- BRIEF -
Output the entries verbatim, including every line.
= = = = =
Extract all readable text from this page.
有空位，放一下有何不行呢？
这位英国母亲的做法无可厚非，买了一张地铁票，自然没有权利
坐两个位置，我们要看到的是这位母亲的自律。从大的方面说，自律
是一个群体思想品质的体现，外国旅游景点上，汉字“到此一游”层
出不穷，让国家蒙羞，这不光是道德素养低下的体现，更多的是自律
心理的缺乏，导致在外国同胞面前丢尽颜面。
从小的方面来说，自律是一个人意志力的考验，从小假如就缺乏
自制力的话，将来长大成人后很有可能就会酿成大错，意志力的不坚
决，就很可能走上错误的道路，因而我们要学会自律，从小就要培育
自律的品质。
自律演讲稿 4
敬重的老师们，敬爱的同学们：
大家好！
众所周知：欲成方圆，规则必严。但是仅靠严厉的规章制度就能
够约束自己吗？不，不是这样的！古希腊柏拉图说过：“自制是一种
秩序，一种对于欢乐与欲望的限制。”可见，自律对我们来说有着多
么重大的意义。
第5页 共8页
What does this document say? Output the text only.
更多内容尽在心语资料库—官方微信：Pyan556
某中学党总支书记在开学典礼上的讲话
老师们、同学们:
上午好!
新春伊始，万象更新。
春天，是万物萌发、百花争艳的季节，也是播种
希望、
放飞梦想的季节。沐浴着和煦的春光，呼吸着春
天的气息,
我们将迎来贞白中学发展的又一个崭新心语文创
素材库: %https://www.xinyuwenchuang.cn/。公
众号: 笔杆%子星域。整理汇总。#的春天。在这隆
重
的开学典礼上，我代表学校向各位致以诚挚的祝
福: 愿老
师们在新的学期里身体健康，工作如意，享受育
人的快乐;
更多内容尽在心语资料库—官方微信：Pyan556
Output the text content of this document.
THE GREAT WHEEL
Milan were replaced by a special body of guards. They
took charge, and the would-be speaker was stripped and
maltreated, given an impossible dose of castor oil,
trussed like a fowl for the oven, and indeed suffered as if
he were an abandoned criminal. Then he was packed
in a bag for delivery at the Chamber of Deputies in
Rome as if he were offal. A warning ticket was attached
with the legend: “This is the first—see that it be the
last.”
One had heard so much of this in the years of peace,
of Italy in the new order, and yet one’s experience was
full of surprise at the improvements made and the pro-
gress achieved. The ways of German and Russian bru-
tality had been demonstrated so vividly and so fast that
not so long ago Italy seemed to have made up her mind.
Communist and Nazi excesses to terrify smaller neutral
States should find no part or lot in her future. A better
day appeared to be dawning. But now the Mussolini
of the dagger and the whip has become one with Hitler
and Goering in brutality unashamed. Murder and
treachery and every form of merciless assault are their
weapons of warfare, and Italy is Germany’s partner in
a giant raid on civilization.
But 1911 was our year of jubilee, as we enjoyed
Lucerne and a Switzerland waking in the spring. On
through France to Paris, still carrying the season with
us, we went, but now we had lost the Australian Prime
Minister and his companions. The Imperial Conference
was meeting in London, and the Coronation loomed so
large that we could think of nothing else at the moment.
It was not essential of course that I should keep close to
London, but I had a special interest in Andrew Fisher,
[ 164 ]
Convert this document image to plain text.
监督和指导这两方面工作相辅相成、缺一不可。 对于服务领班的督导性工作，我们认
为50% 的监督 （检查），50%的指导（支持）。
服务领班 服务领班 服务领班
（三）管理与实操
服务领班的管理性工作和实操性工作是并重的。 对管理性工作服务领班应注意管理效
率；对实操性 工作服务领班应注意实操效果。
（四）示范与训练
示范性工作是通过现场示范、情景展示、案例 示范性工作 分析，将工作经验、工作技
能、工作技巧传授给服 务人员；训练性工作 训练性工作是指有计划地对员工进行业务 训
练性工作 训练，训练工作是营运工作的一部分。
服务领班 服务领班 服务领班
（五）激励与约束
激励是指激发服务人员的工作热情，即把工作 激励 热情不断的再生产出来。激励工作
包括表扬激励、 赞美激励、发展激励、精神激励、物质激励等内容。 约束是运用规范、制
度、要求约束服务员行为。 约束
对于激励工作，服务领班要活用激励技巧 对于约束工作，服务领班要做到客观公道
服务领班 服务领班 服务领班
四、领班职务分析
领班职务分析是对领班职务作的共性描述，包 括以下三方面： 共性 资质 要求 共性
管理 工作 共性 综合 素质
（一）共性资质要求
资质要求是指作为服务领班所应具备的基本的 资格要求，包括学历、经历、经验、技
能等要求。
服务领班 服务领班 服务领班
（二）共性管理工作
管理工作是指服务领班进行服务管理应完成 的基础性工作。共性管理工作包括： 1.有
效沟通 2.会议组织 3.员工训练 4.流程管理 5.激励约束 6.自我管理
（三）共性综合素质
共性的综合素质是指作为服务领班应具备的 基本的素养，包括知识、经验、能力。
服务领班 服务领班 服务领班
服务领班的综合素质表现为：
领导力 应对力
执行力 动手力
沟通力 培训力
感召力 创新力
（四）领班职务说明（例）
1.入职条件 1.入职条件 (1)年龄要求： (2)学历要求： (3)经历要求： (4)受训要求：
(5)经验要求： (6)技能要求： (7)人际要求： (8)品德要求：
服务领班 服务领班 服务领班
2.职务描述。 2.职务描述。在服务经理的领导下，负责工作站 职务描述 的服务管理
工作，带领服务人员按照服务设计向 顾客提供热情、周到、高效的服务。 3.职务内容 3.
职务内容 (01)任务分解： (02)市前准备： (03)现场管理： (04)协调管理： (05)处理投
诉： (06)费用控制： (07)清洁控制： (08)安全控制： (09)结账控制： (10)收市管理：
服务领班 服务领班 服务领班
= = = = =
- ANSWER IN FULL -
Extract all readable text from this page.
有空位，放一下有何不行呢？
这位英国母亲的做法无可厚非，买了一张地铁票，自然没有权利
坐两个位置，我们要看到的是这位母亲的自律。从大的方面说，自律
是一个群体思想品质的体现，外国旅游景点上，汉字“到此一游”层
出不穷，让国家蒙羞，这不光是道德素养低下的体现，更多的是自律
心理的缺乏，导致在外国同胞面前丢尽颜面。
从小的方面来说，自律是一个人意志力的考验，从小假如就缺乏
自制力的话，将来长大成人后很有可能就会酿成大错，意志力的不坚
决，就很可能走上错误的道路，因而我们要学会自律，从小就要培育
自律的品质。
自律演讲稿 4
敬重的老师们，敬爱的同学们：
大家好！
众所周知：欲成方圆，规则必严。但是仅靠严厉的规章制度就能
够约束自己吗？不，不是这样的！古希腊柏拉图说过：“自制是一种
秩序，一种对于欢乐与欲望的限制。”可见，自律对我们来说有着多
么重大的意义。
第5页 共8页
What does this document say? Output the text only.
更多内容尽在心语资料库—官方微信：Pyan556
某中学党总支书记在开学典礼上的讲话
老师们、同学们:
上午好!
新春伊始，万象更新。
春天，是万物萌发、百花争艳的季节，也是播种
希望、
放飞梦想的季节。沐浴着和煦的春光，呼吸着春
天的气息,
我们将迎来贞白中学发展的又一个崭新心语文创
素材库: %https://www.xinyuwenchuang.cn/。公
众号: 笔杆%子星域。整理汇总。#的春天。在这隆
重
的开学典礼上，我代表学校向各位致以诚挚的祝
福: 愿老
师们在新的学期里身体健康，工作如意，享受育
人的快乐;
更多内容尽在心语资料库—官方微信：Pyan556
Output the text content of this document.
THE GREAT WHEEL
Milan were replaced by a special body of guards. They
took charge, and the would-be speaker was stripped and
maltreated, given an impossible dose of castor oil,
trussed like a fowl for the oven, and indeed suffered as if
he were an abandoned criminal. Then he was packed
in a bag for delivery at the Chamber of Deputies in
Rome as if he were offal. A warning ticket was attached
with the legend: “This is the first—see that it be the
last.”
One had heard so much of this in the years of peace,
of Italy in the new order, and yet one’s experience was
full of surprise at the improvements made and the pro-
gress achieved. The ways of German and Russian bru-
tality had been demonstrated so vividly and so fast that
not so long ago Italy seemed to have made up her mind.
Communist and Nazi excesses to terrify smaller neutral
States should find no part or lot in her future. A better
day appeared to be dawning. But now the Mussolini
of the dagger and the whip has become one with Hitler
and Goering in brutality unashamed. Murder and
treachery and every form of merciless assault are their
weapons of warfare, and Italy is Germany’s partner in
a giant raid on civilization.
But 1911 was our year of jubilee, as we enjoyed
Lucerne and a Switzerland waking in the spring. On
through France to Paris, still carrying the season with
us, we went, but now we had lost the Australian Prime
Minister and his companions. The Imperial Conference
was meeting in London, and the Coronation loomed so
large that we could think of nothing else at the moment.
It was not essential of course that I should keep close to
London, but I had a special interest in Andrew Fisher,
[ 164 ]
Convert this document image to plain text.
监督和指导这两方面工作相辅相成、缺一不可。 对于服务领班的督导性工作，我们认
为50% 的监督 （检查），50%的指导（支持）。
服务领班 服务领班 服务领班
（三）管理与实操
服务领班的管理性工作和实操性工作是并重的。 对管理性工作服务领班应注意管理效
率；对实操性 工作服务领班应注意实操效果。
（四）示范与训练
示范性工作是通过现场示范、情景展示、案例 示范性工作 分析，将工作经验、工作技
能、工作技巧传授给服 务人员；训练性工作 训练性工作是指有计划地对员工进行业务 训
练性工作 训练，训练工作是营运工作的一部分。
服务领班 服务领班 服务领班
（五）激励与约束
激励是指激发服务人员的工作热情，即把工作 激励 热情不断的再生产出来。激励工作
包括表扬激励、 赞美激励、发展激励、精神激励、物质激励等内容。 约束是运用规范、制
度、要求约束服务员行为。 约束
对于激励工作，服务领班要活用激励技巧 对于约束工作，服务领班要做到客观公道
服务领班 服务领班 服务领班
四、领班职务分析
领班职务分析是对领班职务作的共性描述，包 括以下三方面： 共性 资质 要求 共性
管理 工作 共性 综合 素质
（一）共性资质要求
资质要求是指作为服务领班所应具备的基本的 资格要求，包括学历、经历、经验、技
能等要求。
服务领班 服务领班 服务领班
（二）共性管理工作
管理工作是指服务领班进行服务管理应完成 的基础性工作。共性管理工作包括： 1.有
效沟通 2.会议组织 3.员工训练 4.流程管理 5.激励约束 6.自我管理
（三）共性综合素质
共性的综合素质是指作为服务领班应具备的 基本的素养，包括知识、经验、能力。
服务领班 服务领班 服务领班
服务领班的综合素质表现为：
领导力 应对力
执行力 动手力
沟通力 培训力
感召力 创新力
（四）领班职务说明（例）
1.入职条件 1.入职条件 (1)年龄要求： (2)学历要求： (3)经历要求： (4)受训要求：
(5)经验要求： (6)技能要求： (7)人际要求： (8)品德要求：
服务领班 服务领班 服务领班
2.职务描述。 2.职务描述。在服务经理的领导下，负责工作站 职务描述 的服务管理
工作，带领服务人员按照服务设计向 顾客提供热情、周到、高效的服务。 3.职务内容 3.
职务内容 (01)任务分解： (02)市前准备： (03)现场管理： (04)协调管理： (05)处理投
诉： (06)费用控制： (07)清洁控制： (08)安全控制： (09)结账控制： (10)收市管理：
服务领班 服务领班 服务领班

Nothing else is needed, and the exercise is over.